● What this task involves
Would you transcribe the whole listing exactly, minus its pictures?

.....

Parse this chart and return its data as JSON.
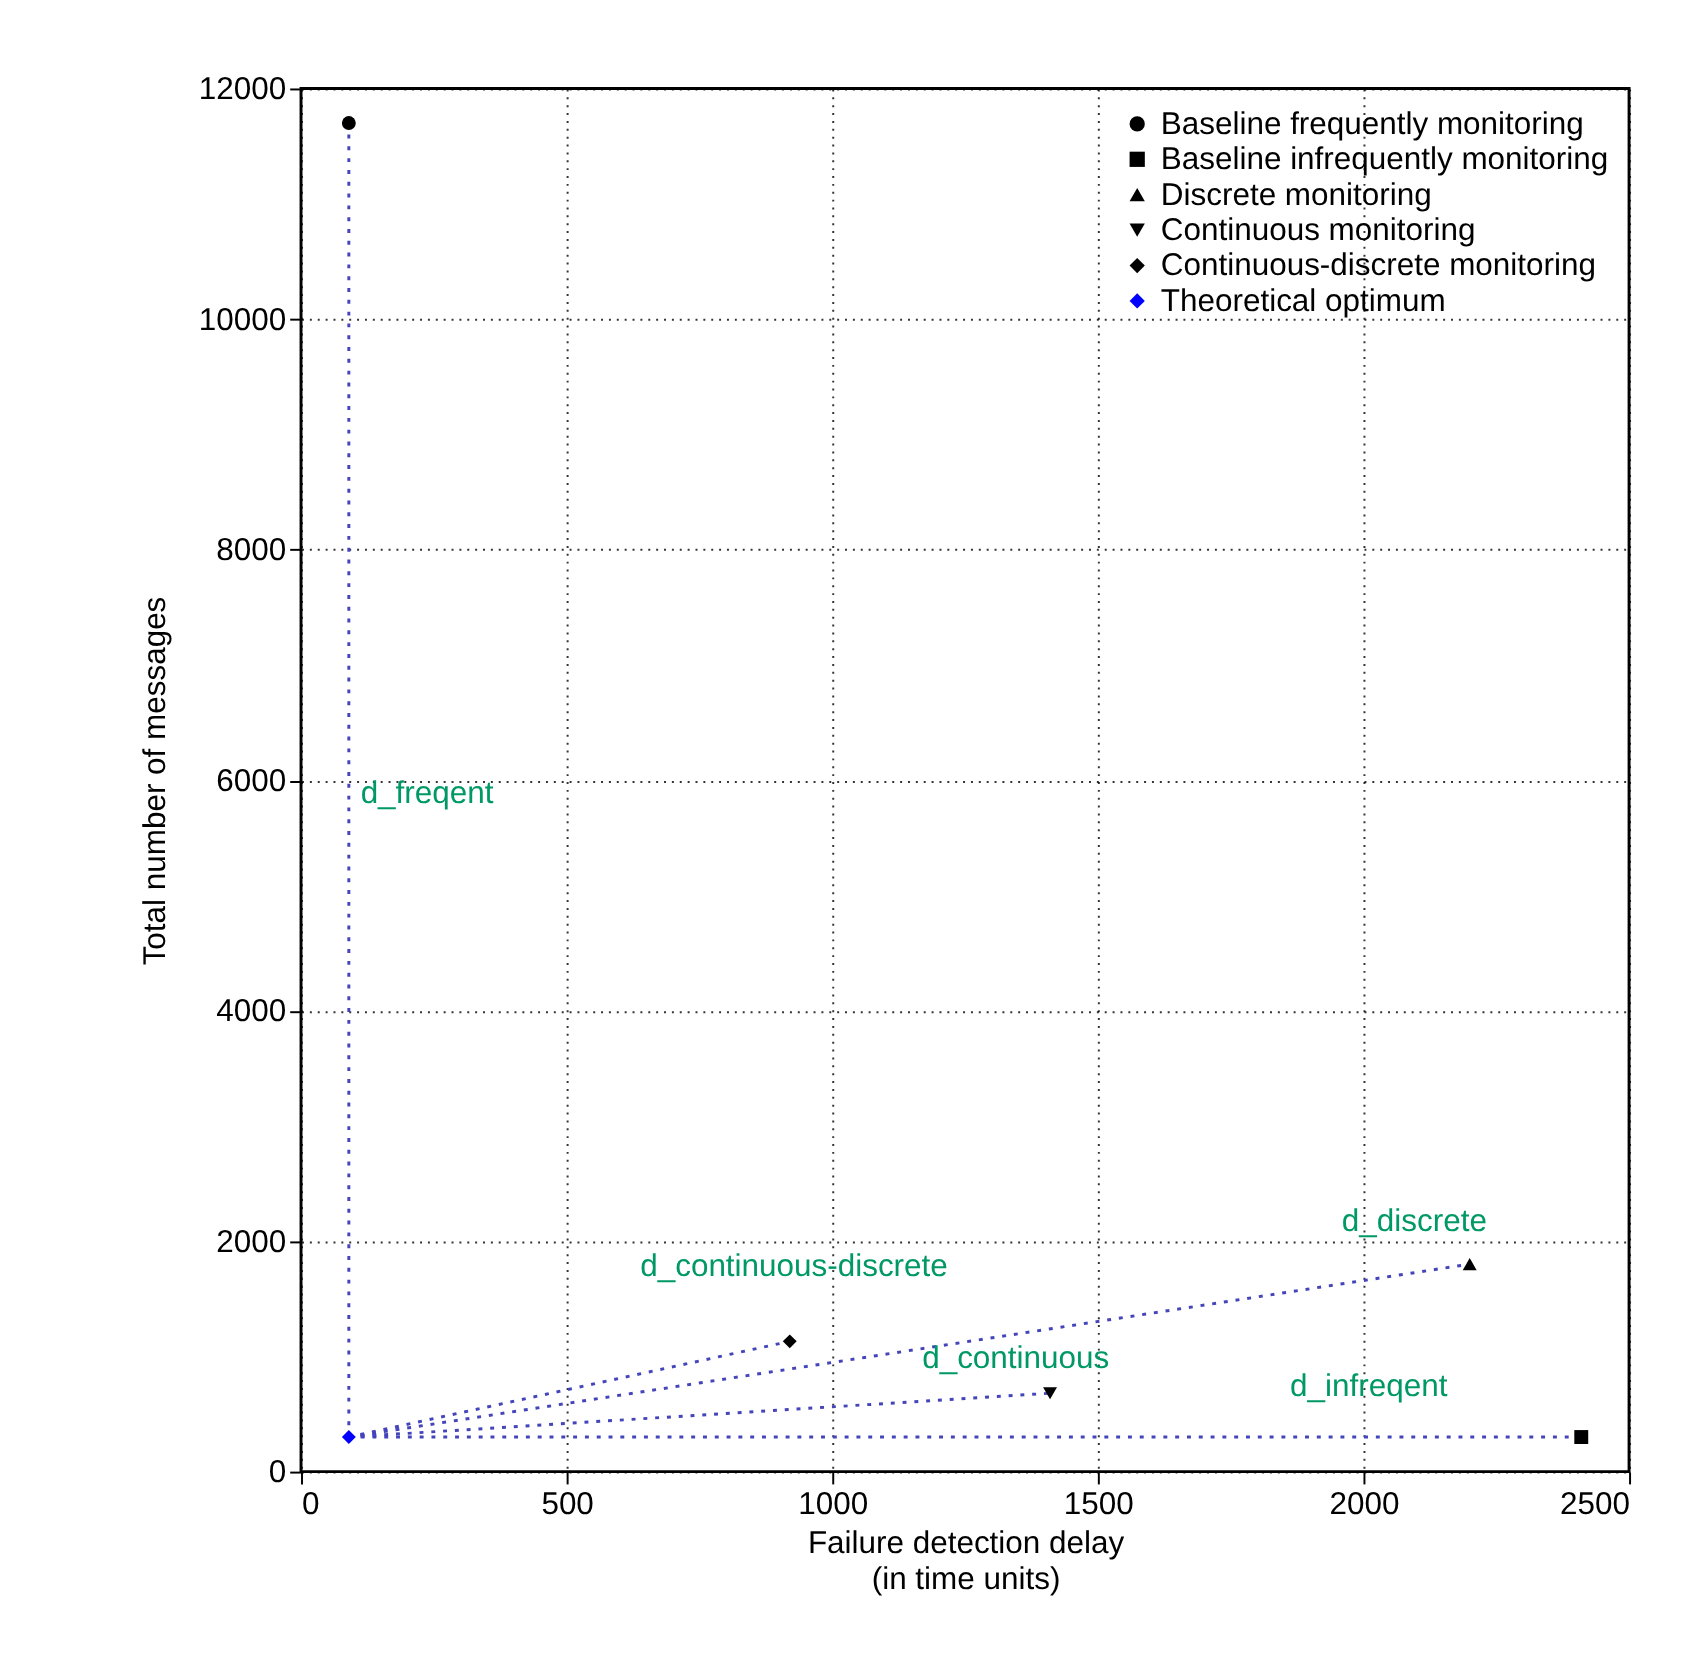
{
  "chart_data": {
    "type": "scatter",
    "xlabel": "Failure detection delay\n(in time units)",
    "ylabel": "Total number of messages",
    "xlim": [
      0,
      2500
    ],
    "xticks": [
      0,
      500,
      1000,
      1500,
      2000,
      2500
    ],
    "ylim": [
      0,
      12000
    ],
    "yticks": [
      0,
      2000,
      4000,
      6000,
      8000,
      10000,
      12000
    ],
    "grid": true,
    "legend": "top right",
    "series": [
      {
        "type": "line",
        "color": "#4444bb",
        "line_style": "dotted",
        "marker": "none",
        "x": [
          90,
          90
        ],
        "values": [
          300,
          11700
        ]
      },
      {
        "type": "line",
        "color": "#4444bb",
        "line_style": "dotted",
        "marker": "none",
        "x": [
          90,
          2410
        ],
        "values": [
          300,
          300
        ]
      },
      {
        "type": "line",
        "color": "#4444bb",
        "line_style": "dotted",
        "marker": "none",
        "x": [
          90,
          2200
        ],
        "values": [
          300,
          1800
        ]
      },
      {
        "type": "line",
        "color": "#4444bb",
        "line_style": "dotted",
        "marker": "none",
        "x": [
          90,
          1410
        ],
        "values": [
          300,
          680
        ]
      },
      {
        "type": "line",
        "color": "#4444bb",
        "line_style": "dotted",
        "marker": "none",
        "x": [
          90,
          920
        ],
        "values": [
          300,
          1130
        ]
      },
      {
        "name": "Baseline frequently monitoring",
        "color": "#000000",
        "marker": "circle",
        "x": [
          90
        ],
        "values": [
          11700
        ]
      },
      {
        "name": "Baseline infrequently monitoring",
        "color": "#000000",
        "marker": "square",
        "x": [
          2410
        ],
        "values": [
          300
        ]
      },
      {
        "name": "Discrete monitoring",
        "color": "#000000",
        "marker": "triangle",
        "x": [
          2200
        ],
        "values": [
          1800
        ]
      },
      {
        "name": "Continuous monitoring",
        "color": "#000000",
        "marker": "triangle-down",
        "x": [
          1410
        ],
        "values": [
          680
        ]
      },
      {
        "name": "Continuous-discrete monitoring",
        "color": "#000000",
        "marker": "diamond",
        "x": [
          920
        ],
        "values": [
          1130
        ]
      },
      {
        "name": "Theoretical optimum",
        "color": "#0000ff",
        "marker": "diamond",
        "x": [
          90
        ],
        "values": [
          300
        ]
      }
    ],
    "annotations": [
      "d_freqent",
      "d_infreqent",
      "d_discrete",
      "d_continuous",
      "d_continuous-discrete"
    ]
  }
}
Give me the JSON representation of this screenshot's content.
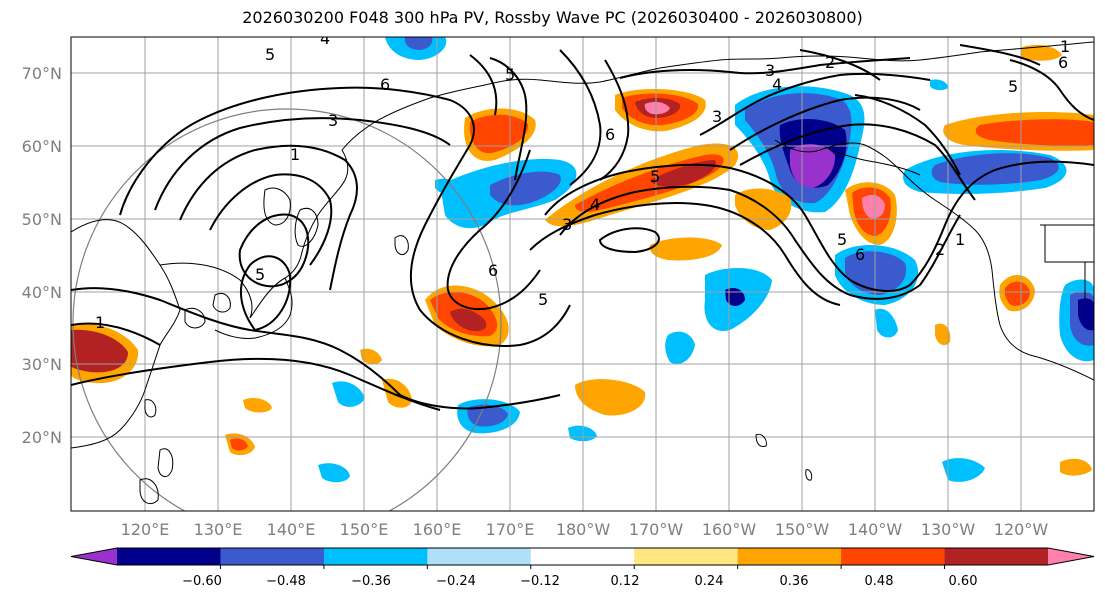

.....

● Solution to this task
Parse this chart and return its data as JSON.
{
  "chart_data": {
    "type": "scatter",
    "xlabel": "Failure detection delay\n(in time units)",
    "ylabel": "Total number of messages",
    "xlim": [
      0,
      2500
    ],
    "xticks": [
      0,
      500,
      1000,
      1500,
      2000,
      2500
    ],
    "ylim": [
      0,
      12000
    ],
    "yticks": [
      0,
      2000,
      4000,
      6000,
      8000,
      10000,
      12000
    ],
    "grid": true,
    "legend": "top right",
    "series": [
      {
        "type": "line",
        "color": "#4444bb",
        "line_style": "dotted",
        "marker": "none",
        "x": [
          90,
          90
        ],
        "values": [
          300,
          11700
        ]
      },
      {
        "type": "line",
        "color": "#4444bb",
        "line_style": "dotted",
        "marker": "none",
        "x": [
          90,
          2410
        ],
        "values": [
          300,
          300
        ]
      },
      {
        "type": "line",
        "color": "#4444bb",
        "line_style": "dotted",
        "marker": "none",
        "x": [
          90,
          2200
        ],
        "values": [
          300,
          1800
        ]
      },
      {
        "type": "line",
        "color": "#4444bb",
        "line_style": "dotted",
        "marker": "none",
        "x": [
          90,
          1410
        ],
        "values": [
          300,
          680
        ]
      },
      {
        "type": "line",
        "color": "#4444bb",
        "line_style": "dotted",
        "marker": "none",
        "x": [
          90,
          920
        ],
        "values": [
          300,
          1130
        ]
      },
      {
        "name": "Baseline frequently monitoring",
        "color": "#000000",
        "marker": "circle",
        "x": [
          90
        ],
        "values": [
          11700
        ]
      },
      {
        "name": "Baseline infrequently monitoring",
        "color": "#000000",
        "marker": "square",
        "x": [
          2410
        ],
        "values": [
          300
        ]
      },
      {
        "name": "Discrete monitoring",
        "color": "#000000",
        "marker": "triangle",
        "x": [
          2200
        ],
        "values": [
          1800
        ]
      },
      {
        "name": "Continuous monitoring",
        "color": "#000000",
        "marker": "triangle-down",
        "x": [
          1410
        ],
        "values": [
          680
        ]
      },
      {
        "name": "Continuous-discrete monitoring",
        "color": "#000000",
        "marker": "diamond",
        "x": [
          920
        ],
        "values": [
          1130
        ]
      },
      {
        "name": "Theoretical optimum",
        "color": "#0000ff",
        "marker": "diamond",
        "x": [
          90
        ],
        "values": [
          300
        ]
      }
    ],
    "annotations": [
      "d_freqent",
      "d_infreqent",
      "d_discrete",
      "d_continuous",
      "d_continuous-discrete"
    ]
  }
}
Give me the JSON representation of this screenshot's content.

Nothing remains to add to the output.